Dawn spacecraft begins extensive study of dwarf planet Ceres from lowest orbit

Artist’s conception of Dawn orbiting Ceres. Image Credit: NASA/JPL-Caltech
Artist’s conception of Dawn orbiting Ceres. Image Credit: NASA/JPL-Caltech

The Dawn spacecraft just recently entered its lowest and final orbit around the dwarf planet Ceres, providing the closest look ever at the puzzling world. Dawn will, of course, be taking thousands more high-resolution photographs, but what else will it be doing during the remainder of its mission? Various aspects of the mission will study Ceres in unprecedented detail.

Dawn is now orbiting Ceres at an average altitude of only 385 kilometres (240 miles), which is closer than the International Space Station is to Earth. The images sent back so far have been incredible, but from this close vantage point, they will be even better. More than 16,000 images were sent back by Dawn in 2015, including 2,000 since it entered its lowest orbit. There will be many more to come in 2016.

The images have shown Ceres, the largest body in the asteroid belt, to be a complex world, with craters, valleys, mountains, and, of course, those odd white spots that everyone has been talking about.

Oblique view of the brightest spots, in Occator crater. The spots are now thought to be salt deposits. Photo Credit: NASA/JPL-Caltech/UCLA/MPS/DLR/IDA
Oblique view of the brightest spots, in Occator crater. The spots are now thought to be salt deposits. Photo Credit: NASA/JPL-Caltech/UCLA/MPS/DLR/IDA

“Ceres is so big compared to all the other asteroids that it’s really different,” said Andrew Rivkin, a planetary scientist at the Johns Hopkins University Applied Physics Laboratory in Laurel, Md. “It’s sort of the penultimate step before a planet.”

Ceres has been geologically active, at least in the past, and may still be today, the evidence suggests. There may even be hydrothermal activity; the white spots are now thought to be salt deposits left behind after a layer of briny water-ice has been exposed by impacts and sublimated into space (as there is no atmosphere to speak of). The salts identified are consistent with a brine containing magnesium sulphate hexahydrite. Analysis of data also shows that Ceres has a water-ice mantle surrounding a rocky core, and that there may still be at least pockets of liquid water beneath the surface, raising the prospect of potential habitability for microorganisms, as seemingly unlikely as that may sound for a world so far from the Sun.

“As we take the highest-resolution data ever from Ceres, we will continue to examine our hypotheses and uncover even more surprises about this mysterious world,” said Chris Russell, principal investigator of the Dawn mission, based at the University of California, Los Angeles.

So now that Dawn is in its lowest orbit, called the low altitude mapping orbit (LAMO), what kind of investigations will it be conducting? Dawn will examine two kinds of radiation – gamma ray spectra and neutron spectra – as well as measure Ceres’ gravity field. The instruments used look below the surface of Ceres, rather than the surface as with the camera, visible mapping spectrometer and infrared mapping spectrometer.

* **WRITTEN EXERCISE A**:
Answer these questions about the Dawn article:
(i) What is Dawn's average altitude in its lowest orbit around Ceres?
(ii) What are the white spots on Ceres now thought to be?
(iii) Which two kinds of radiation will Dawn examine from its lowest orbit?

Stored entries:
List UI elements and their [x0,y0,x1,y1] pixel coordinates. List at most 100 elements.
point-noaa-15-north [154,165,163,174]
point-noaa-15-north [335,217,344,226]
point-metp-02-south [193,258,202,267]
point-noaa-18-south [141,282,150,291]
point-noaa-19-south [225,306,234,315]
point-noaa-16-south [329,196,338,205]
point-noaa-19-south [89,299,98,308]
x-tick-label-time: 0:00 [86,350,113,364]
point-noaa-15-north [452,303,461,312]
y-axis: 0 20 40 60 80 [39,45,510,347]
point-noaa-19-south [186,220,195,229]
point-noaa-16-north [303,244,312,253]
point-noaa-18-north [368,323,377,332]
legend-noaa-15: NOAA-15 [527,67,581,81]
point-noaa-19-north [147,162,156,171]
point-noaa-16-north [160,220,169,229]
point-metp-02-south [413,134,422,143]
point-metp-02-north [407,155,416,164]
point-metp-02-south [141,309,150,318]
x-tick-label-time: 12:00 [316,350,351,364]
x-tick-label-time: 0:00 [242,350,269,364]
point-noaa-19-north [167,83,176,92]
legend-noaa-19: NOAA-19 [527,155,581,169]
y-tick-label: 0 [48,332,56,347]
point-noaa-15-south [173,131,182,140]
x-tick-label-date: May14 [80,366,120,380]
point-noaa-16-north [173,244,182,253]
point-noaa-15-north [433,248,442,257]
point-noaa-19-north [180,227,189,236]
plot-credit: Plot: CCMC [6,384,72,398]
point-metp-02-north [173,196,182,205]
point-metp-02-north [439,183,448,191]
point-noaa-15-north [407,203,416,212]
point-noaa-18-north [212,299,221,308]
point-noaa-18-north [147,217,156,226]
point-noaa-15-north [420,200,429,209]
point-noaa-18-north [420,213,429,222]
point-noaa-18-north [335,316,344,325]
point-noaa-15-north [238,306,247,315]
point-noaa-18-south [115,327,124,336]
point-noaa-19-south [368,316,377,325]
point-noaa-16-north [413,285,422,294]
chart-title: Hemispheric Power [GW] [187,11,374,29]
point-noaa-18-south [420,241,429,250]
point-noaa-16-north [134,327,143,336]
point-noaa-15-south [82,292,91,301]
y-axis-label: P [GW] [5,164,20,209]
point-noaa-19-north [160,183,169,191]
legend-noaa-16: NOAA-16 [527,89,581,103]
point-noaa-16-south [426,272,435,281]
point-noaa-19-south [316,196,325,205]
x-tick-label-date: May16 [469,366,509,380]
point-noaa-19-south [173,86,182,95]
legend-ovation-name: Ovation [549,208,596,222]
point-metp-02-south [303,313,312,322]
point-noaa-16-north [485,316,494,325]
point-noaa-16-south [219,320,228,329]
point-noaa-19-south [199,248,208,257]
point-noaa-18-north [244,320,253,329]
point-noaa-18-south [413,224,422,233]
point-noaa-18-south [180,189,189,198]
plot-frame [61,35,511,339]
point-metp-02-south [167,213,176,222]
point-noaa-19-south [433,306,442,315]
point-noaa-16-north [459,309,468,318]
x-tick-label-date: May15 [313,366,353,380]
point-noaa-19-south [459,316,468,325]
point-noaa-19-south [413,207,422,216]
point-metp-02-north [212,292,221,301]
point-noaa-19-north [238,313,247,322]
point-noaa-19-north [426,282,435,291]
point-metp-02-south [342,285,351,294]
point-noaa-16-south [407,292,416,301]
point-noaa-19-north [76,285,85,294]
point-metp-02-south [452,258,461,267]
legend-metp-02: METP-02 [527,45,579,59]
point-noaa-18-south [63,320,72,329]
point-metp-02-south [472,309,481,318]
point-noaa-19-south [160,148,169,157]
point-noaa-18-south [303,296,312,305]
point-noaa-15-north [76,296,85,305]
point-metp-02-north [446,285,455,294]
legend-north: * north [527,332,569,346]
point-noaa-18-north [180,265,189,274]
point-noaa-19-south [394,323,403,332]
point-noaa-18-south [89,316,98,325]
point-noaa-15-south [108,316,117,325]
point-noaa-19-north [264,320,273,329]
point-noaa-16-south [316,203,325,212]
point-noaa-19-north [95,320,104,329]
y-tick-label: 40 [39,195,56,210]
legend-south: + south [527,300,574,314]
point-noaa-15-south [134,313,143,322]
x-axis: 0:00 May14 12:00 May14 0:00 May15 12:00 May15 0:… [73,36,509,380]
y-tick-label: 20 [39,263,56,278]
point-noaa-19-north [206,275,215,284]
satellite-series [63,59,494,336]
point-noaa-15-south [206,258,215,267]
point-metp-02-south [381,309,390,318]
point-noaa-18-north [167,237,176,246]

* **WRITTEN EXERCISE B**: Copy the stored rows from the first row through the line with "point-noaa-15-north [420,200,429,209]", swapping "x-tick-label-time" for "x-label-time" and keeping everything else the same.

* **WRITTEN ANSWER A**:
(i) 385 kilometres (240 miles)
(ii) Salt deposits
(iii) Gamma ray spectra and neutron spectra

* **WRITTEN ANSWER B**:
List UI elements and their [x0,y0,x1,y1] pixel coordinates. List at most 100 elements.
point-noaa-15-north [154,165,163,174]
point-noaa-15-north [335,217,344,226]
point-metp-02-south [193,258,202,267]
point-noaa-18-south [141,282,150,291]
point-noaa-19-south [225,306,234,315]
point-noaa-16-south [329,196,338,205]
point-noaa-19-south [89,299,98,308]
x-label-time: 0:00 [86,350,113,364]
point-noaa-15-north [452,303,461,312]
y-axis: 0 20 40 60 80 [39,45,510,347]
point-noaa-19-south [186,220,195,229]
point-noaa-16-north [303,244,312,253]
point-noaa-18-north [368,323,377,332]
legend-noaa-15: NOAA-15 [527,67,581,81]
point-noaa-19-north [147,162,156,171]
point-noaa-16-north [160,220,169,229]
point-metp-02-south [413,134,422,143]
point-metp-02-north [407,155,416,164]
point-metp-02-south [141,309,150,318]
x-label-time: 12:00 [316,350,351,364]
x-label-time: 0:00 [242,350,269,364]
point-noaa-19-north [167,83,176,92]
legend-noaa-19: NOAA-19 [527,155,581,169]
y-tick-label: 0 [48,332,56,347]
point-noaa-15-south [173,131,182,140]
x-tick-label-date: May14 [80,366,120,380]
point-noaa-16-north [173,244,182,253]
point-noaa-15-north [433,248,442,257]
point-noaa-19-north [180,227,189,236]
plot-credit: Plot: CCMC [6,384,72,398]
point-metp-02-north [173,196,182,205]
point-metp-02-north [439,183,448,191]
point-noaa-15-north [407,203,416,212]
point-noaa-18-north [212,299,221,308]
point-noaa-18-north [147,217,156,226]
point-noaa-15-north [420,200,429,209]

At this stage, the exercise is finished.